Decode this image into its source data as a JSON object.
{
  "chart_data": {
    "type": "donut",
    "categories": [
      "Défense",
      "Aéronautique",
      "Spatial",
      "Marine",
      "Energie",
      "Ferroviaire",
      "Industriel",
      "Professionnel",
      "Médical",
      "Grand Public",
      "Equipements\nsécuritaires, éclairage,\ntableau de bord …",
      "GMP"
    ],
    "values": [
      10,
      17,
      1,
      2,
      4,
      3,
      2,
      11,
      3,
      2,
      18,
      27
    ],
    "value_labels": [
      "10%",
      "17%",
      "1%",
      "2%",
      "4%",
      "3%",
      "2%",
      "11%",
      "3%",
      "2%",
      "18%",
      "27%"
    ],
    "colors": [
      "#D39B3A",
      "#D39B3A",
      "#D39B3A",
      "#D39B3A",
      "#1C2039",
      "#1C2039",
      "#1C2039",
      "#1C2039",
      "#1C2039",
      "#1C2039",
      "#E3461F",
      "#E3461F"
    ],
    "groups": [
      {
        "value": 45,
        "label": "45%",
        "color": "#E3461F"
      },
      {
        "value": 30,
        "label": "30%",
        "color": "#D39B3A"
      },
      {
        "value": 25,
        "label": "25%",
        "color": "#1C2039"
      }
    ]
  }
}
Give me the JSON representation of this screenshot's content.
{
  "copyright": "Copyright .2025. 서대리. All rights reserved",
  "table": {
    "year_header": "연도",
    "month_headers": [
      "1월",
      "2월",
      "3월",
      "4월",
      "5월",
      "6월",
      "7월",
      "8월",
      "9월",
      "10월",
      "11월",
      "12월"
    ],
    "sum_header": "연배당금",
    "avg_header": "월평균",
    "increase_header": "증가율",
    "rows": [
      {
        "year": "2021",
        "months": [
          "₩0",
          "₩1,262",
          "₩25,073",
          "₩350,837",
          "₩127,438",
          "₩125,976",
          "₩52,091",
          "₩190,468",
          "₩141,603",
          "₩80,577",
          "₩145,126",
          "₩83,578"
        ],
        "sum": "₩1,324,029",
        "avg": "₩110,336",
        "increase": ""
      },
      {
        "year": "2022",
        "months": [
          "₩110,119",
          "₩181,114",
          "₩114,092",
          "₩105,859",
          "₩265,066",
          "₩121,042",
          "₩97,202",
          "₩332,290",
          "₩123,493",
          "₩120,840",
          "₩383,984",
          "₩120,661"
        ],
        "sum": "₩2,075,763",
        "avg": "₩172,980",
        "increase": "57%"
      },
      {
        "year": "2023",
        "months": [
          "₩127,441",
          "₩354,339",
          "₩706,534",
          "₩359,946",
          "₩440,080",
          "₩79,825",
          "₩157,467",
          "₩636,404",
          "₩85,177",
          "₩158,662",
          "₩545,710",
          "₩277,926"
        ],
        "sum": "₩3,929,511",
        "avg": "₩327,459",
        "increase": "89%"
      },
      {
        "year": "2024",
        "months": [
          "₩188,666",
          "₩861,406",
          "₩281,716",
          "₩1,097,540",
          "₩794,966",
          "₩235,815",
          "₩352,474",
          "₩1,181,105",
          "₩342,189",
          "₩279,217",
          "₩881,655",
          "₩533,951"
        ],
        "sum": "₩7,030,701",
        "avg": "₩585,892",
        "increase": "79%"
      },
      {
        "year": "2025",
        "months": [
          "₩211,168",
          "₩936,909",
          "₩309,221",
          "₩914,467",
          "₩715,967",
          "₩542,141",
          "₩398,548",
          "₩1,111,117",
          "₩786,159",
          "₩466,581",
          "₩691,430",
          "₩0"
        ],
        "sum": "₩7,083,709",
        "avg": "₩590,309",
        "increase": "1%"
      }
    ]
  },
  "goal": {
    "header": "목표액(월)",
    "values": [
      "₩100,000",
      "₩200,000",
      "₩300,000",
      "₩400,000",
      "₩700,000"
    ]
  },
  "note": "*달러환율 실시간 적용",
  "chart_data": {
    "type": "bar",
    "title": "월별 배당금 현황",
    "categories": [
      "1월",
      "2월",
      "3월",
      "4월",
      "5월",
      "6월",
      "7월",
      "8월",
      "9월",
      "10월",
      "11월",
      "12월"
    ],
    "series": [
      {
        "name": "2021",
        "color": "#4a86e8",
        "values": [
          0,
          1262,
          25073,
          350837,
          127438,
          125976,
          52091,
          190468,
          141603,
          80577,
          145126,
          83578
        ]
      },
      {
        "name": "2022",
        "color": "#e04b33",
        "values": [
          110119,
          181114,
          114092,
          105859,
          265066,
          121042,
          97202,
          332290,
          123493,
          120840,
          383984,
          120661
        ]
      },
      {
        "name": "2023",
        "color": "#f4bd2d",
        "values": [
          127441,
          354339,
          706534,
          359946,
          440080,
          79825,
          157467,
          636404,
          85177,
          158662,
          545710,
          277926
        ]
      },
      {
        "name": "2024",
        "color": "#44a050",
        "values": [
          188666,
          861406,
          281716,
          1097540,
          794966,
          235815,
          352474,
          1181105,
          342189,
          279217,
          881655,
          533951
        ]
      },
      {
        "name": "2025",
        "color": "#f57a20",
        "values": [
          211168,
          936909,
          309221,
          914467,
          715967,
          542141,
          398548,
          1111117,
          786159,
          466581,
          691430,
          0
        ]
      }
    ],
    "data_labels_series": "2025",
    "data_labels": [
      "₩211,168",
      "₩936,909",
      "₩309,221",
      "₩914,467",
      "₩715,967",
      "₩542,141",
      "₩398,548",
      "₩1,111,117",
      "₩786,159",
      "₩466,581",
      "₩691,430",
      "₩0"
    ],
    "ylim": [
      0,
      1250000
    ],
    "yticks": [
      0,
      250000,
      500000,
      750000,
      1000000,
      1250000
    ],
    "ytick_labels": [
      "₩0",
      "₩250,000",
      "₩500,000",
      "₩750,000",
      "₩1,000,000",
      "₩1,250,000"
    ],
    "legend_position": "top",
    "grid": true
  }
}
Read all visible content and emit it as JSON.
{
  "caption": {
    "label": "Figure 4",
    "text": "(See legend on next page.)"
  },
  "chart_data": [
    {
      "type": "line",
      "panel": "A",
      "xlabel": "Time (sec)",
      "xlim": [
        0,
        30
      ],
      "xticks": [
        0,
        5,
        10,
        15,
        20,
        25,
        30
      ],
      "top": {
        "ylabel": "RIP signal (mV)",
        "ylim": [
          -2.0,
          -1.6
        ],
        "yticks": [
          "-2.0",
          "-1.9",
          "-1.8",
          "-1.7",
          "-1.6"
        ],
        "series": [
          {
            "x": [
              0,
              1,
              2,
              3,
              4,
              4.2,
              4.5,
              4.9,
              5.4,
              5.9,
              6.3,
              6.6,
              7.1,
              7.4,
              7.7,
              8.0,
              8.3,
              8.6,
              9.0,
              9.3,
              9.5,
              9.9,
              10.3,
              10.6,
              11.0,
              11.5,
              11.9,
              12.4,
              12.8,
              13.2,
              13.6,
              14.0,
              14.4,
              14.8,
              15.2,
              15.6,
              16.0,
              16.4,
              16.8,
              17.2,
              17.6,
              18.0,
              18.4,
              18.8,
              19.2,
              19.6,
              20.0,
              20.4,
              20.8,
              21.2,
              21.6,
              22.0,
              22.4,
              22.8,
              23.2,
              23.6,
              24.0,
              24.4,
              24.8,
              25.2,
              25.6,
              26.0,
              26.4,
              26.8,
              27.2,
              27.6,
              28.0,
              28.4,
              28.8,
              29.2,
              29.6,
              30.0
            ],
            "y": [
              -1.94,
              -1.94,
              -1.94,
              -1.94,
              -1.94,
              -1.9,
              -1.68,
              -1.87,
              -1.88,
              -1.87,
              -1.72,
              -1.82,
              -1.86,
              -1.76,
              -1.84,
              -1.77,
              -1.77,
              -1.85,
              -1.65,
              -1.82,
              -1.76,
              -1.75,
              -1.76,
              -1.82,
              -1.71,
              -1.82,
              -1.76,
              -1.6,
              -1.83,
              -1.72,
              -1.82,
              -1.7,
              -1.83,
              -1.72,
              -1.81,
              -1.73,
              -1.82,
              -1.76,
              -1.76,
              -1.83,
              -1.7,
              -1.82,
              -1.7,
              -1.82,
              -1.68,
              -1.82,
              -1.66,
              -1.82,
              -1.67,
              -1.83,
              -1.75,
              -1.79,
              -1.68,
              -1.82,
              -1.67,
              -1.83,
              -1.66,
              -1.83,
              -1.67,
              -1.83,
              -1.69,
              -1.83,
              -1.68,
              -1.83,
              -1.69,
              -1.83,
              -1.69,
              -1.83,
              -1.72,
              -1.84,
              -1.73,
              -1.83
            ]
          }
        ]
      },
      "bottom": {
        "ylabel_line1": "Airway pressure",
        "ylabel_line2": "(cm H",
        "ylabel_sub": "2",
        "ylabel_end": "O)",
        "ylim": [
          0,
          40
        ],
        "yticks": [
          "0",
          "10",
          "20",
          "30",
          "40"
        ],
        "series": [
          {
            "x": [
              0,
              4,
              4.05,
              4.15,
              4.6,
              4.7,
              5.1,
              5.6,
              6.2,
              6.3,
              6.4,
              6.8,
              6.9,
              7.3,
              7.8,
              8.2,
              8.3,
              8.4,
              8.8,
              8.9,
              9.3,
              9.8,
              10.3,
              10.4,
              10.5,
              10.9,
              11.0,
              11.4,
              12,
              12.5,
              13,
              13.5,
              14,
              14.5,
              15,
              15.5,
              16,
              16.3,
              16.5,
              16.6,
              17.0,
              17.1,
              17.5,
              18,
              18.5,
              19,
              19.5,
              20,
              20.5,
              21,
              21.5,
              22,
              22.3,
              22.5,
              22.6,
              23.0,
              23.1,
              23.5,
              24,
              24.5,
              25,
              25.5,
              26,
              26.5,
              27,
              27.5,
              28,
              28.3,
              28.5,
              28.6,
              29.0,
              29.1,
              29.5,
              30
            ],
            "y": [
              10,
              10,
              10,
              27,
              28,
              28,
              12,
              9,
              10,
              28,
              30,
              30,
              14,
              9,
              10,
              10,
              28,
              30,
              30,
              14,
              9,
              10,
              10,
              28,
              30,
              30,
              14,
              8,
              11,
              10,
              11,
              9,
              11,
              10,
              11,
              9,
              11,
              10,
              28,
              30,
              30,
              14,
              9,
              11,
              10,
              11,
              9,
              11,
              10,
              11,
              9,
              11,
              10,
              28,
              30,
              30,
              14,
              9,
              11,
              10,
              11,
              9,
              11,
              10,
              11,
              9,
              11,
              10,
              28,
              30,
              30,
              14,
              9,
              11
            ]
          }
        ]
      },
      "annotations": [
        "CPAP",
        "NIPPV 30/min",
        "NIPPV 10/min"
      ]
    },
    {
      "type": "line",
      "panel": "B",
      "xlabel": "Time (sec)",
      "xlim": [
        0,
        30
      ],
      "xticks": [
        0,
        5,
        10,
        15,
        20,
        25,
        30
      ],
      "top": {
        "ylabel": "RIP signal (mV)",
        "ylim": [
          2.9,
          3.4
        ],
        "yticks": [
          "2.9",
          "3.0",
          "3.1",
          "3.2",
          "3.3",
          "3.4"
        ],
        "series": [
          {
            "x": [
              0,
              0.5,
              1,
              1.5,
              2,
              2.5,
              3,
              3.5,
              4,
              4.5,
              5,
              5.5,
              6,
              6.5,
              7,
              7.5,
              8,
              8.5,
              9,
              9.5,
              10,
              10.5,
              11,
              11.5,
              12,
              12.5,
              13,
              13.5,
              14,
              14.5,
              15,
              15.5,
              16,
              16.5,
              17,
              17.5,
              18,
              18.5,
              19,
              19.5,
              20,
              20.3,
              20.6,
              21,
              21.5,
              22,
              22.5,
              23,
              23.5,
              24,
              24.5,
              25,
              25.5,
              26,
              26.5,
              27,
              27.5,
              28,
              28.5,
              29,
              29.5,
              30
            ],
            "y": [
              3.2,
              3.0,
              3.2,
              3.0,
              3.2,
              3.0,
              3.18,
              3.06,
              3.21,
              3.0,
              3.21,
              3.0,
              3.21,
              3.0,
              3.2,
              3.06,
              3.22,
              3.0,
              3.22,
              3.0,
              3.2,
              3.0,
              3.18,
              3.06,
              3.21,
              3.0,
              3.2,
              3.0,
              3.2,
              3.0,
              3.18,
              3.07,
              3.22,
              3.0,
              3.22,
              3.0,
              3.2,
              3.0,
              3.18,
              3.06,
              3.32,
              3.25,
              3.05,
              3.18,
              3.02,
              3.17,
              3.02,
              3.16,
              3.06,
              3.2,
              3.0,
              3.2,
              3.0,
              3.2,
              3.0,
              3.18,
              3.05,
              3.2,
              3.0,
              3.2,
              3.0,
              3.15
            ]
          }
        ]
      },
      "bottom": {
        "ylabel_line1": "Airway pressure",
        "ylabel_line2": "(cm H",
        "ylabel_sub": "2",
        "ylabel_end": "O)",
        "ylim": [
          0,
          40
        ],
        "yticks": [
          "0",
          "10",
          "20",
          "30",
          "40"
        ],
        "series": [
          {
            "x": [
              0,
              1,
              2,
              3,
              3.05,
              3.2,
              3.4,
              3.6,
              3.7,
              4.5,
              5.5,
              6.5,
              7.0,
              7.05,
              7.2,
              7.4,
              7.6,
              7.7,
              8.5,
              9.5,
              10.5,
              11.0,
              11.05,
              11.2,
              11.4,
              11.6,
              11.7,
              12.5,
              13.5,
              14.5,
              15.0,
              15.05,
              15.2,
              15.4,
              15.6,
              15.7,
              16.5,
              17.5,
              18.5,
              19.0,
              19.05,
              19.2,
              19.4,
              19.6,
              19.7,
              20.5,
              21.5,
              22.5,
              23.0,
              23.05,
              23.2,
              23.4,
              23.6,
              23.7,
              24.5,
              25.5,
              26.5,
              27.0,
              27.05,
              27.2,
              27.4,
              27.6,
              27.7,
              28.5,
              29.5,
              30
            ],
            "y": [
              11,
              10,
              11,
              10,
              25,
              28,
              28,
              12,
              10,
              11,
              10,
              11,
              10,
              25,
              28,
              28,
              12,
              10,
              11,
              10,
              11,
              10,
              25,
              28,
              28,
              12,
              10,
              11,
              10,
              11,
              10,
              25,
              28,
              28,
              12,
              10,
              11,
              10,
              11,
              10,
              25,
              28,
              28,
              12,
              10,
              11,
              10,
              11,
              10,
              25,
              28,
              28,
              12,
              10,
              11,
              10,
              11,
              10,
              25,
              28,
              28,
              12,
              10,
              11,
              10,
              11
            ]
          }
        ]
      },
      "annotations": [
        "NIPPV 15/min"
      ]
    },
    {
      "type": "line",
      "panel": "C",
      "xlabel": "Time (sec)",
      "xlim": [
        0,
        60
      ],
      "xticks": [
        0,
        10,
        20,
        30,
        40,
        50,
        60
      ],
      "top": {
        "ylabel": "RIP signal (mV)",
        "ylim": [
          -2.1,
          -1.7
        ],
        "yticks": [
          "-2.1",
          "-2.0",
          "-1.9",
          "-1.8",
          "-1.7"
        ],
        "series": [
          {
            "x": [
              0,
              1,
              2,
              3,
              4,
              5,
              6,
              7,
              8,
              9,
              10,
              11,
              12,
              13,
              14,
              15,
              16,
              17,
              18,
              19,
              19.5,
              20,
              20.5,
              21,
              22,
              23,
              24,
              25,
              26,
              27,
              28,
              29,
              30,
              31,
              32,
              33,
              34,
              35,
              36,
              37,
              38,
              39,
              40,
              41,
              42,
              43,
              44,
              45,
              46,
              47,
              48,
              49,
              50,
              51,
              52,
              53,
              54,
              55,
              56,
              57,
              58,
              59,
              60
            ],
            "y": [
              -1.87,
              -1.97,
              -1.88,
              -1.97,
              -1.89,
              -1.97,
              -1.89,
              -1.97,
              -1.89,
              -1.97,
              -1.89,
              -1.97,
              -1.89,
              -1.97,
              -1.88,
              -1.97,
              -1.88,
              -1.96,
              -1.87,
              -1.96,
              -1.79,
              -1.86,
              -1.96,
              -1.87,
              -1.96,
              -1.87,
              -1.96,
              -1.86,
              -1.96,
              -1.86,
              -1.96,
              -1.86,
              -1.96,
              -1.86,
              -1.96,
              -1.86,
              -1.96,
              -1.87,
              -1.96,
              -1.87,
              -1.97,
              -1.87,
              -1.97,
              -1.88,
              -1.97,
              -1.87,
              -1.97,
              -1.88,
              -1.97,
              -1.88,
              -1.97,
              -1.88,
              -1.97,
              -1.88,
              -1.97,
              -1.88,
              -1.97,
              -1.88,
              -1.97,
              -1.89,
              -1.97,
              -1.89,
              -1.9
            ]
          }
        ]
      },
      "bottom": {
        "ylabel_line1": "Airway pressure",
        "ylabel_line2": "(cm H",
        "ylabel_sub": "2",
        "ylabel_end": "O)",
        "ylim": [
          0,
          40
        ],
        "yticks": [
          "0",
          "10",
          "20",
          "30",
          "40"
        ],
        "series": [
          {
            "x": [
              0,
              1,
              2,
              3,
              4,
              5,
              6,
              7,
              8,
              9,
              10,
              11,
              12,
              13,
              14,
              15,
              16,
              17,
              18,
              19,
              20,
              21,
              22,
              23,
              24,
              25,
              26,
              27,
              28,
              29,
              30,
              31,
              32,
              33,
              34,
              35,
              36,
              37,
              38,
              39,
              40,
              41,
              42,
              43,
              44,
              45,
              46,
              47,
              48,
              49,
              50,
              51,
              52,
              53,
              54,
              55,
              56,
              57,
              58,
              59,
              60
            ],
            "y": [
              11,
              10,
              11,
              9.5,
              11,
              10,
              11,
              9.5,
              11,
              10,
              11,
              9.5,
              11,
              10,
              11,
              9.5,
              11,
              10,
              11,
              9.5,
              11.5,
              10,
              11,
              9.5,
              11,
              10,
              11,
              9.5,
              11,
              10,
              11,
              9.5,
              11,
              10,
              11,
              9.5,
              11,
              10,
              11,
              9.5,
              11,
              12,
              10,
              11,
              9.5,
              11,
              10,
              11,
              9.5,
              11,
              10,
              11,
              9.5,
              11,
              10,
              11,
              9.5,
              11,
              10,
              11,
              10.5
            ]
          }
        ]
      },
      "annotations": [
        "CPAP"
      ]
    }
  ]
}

- Prompt: Above are the records. Copy every line in them holding "JSON".

- Solution for this problem:
Decode this image into its source data as a JSON object.
Give me the JSON representation of this screenshot's content.
Read all visible content and emit it as JSON.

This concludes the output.